— Start —

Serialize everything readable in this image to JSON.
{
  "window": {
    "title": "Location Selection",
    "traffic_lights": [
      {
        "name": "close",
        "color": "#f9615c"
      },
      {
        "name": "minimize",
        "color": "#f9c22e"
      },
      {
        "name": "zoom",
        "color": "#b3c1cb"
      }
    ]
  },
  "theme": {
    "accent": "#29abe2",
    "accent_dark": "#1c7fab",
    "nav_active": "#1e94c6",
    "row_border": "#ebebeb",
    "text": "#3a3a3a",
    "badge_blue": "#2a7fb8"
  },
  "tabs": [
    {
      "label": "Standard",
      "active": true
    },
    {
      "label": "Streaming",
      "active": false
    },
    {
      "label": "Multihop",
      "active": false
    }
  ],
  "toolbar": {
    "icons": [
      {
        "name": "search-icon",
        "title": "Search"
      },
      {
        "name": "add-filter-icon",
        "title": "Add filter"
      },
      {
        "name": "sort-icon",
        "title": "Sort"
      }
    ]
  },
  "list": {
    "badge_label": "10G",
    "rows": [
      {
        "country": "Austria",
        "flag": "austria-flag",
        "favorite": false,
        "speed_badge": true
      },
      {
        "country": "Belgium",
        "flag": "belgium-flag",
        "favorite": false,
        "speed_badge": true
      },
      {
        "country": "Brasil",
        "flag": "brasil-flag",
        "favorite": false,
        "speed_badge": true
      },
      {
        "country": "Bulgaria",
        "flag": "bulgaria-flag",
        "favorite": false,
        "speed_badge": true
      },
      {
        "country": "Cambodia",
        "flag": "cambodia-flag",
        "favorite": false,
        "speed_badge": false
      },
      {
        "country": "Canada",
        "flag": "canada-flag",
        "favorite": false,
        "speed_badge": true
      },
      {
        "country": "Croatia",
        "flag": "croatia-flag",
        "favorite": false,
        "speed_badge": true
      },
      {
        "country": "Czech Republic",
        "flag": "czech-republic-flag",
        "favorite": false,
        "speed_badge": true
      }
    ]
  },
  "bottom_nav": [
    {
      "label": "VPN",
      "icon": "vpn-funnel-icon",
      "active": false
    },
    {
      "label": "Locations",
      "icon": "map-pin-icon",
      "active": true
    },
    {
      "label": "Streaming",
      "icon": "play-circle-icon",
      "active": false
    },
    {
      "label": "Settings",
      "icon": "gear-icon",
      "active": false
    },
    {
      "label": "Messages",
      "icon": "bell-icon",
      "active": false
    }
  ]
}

— End —

BRIEF: Every line that holds the word "name" should be extracted.

FINISHED ANSWER:
        "name": "close",
        "name": "minimize",
        "name": "zoom",
        "name": "search-icon",
        "name": "add-filter-icon",
        "name": "sort-icon",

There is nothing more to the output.